#### Page excerpt
Construction of a dam on the River Enguri was initiated in 1986 but was discarded soon afterwards due to ensued protests. In 2011 the Georgian Government decided to resume the construction of the hydroelectric power plant. Then Prime Minister, Nika Gilauri, expressed himself with regard to this issue before the meeting

of the Government held on 21 April 2011. An agreement on the construction of the Khudoni HPP was signed on 28 April 2011 between the Georgian Government and Trans Electrica Ltd, Trans Electrica Ltd (Georgia), Energotrans Ltd and the Electricity System Commercial Operator Ltd.

Discussion on the issue of the Khudoni HPP was renewed in the current year. In response to the protests of the public and the population of the village of Khaishi, Kakha Kaladze, Minister of Energy stated:  “Not only will we build the Khudoni [HPP] but other large hydroelectric power plants will undoubtedly be constructed as well.”

It is noteworthy that the area designated for the Khudoni HPP project encompasses 14 settlements and 184 households. The populations of seven villages will have to be resettled while flooding will cover both churches of Khaishi and Tobari as well as the graveyards.

In her statement Nino Burjanadze refers to the 2012 Parliamentary elections’ programme of the election block of Bidzina Ivanishvili – Georgian Dream. A paragraph in Chapter Four of the block’s programme, “Environment Protection and the Rational Use of Natural Resources,” discusses the prohibition of large HPP construction. In particular, it envisages the following measures: “Considering high seismic indices, prohibition of large hydroelectric and nuclear power plants; Support of alternative and renewable energy sources; Promotion of such individual systems in the population; Enforcement of government programmes aimed at increasing energy efficiency; Bearing in mind the growing demand on electricity in the country and the environmental protection standards, support of micro and small HPP construction and rehabilitation of existing HPP.”

#### Exercise task 1
List the companies that signed the April 2011 agreement with the Georgian Government according to the Khudoni HPP excerpt.
#### Exercise task 2
Edit the Khudoni HPP excerpt by rewriting everything from "Discussion on the" down to "as the graveyards.", with "graveyards" changed to "cemeteries".
#### Exercise task 3
Translate this sentence from the Khudoni HPP excerpt into Spanish: "It is noteworthy that the area designated for the Khudoni HPP project encompasses 14 settlements and 184 households."

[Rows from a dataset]
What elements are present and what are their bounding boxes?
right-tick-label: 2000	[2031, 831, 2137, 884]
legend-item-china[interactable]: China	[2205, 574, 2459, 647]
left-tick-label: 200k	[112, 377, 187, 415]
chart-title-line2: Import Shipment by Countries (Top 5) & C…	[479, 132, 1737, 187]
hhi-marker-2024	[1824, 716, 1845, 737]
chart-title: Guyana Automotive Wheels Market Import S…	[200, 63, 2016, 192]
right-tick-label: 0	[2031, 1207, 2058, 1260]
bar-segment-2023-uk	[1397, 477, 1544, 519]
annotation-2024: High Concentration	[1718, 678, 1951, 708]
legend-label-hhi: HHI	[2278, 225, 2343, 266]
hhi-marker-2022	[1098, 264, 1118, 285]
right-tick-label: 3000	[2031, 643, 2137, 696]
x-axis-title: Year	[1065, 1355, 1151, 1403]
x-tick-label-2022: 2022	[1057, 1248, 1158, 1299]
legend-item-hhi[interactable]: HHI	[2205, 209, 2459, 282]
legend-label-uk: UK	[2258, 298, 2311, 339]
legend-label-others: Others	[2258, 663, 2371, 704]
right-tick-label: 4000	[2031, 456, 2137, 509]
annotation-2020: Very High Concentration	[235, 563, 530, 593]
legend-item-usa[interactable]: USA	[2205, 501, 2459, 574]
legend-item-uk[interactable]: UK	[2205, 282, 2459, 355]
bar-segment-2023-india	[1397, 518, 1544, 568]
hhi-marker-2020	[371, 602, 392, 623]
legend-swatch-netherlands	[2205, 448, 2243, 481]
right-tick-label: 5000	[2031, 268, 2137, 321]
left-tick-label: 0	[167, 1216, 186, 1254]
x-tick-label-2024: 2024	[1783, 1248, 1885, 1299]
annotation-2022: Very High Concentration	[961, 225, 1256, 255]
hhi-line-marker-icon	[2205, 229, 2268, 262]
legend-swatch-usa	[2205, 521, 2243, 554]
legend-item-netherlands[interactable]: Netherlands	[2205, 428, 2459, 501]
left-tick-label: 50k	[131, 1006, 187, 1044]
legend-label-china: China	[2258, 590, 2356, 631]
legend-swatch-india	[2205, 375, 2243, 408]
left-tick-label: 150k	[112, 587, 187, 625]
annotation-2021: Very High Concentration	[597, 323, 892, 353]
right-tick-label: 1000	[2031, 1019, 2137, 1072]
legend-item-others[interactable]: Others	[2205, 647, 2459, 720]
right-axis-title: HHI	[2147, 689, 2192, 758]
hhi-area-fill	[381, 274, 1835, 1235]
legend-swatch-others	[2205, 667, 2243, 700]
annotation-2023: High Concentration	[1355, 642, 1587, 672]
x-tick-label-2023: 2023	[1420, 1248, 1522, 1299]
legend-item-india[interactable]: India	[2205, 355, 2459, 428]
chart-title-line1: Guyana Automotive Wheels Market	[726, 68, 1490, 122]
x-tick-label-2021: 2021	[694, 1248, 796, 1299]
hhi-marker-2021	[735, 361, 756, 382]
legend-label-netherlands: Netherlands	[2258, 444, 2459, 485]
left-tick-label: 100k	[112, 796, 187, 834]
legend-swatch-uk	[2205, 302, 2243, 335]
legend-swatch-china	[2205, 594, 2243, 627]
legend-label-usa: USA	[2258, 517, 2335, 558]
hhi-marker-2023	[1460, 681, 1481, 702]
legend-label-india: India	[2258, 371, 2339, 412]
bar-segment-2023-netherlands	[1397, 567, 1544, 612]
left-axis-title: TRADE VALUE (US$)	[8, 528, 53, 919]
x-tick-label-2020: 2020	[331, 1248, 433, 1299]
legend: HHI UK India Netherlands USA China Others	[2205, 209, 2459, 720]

#### Exercise response 1
Trans Electrica Ltd
Trans Electrica Ltd (Georgia)
Energotrans Ltd
Electricity System Commercial Operator Ltd

#### Exercise response 2
Discussion on the issue of the Khudoni HPP was renewed in the current year. In response to the protests of the public and the population of the village of Khaishi, Kakha Kaladze, Minister of Energy stated:  “Not only will we build the Khudoni [HPP] but other large hydroelectric power plants will undoubtedly be constructed as well.”

It is noteworthy that the area designated for the Khudoni HPP project encompasses 14 settlements and 184 households. The populations of seven villages will have to be resettled while flooding will cover both churches of Khaishi and Tobari as well as the cemeteries.

#### Exercise response 3
Cabe destacar que el área designada para el proyecto de la central hidroeléctrica de Khudoni abarca 14 asentamientos y 184 hogares.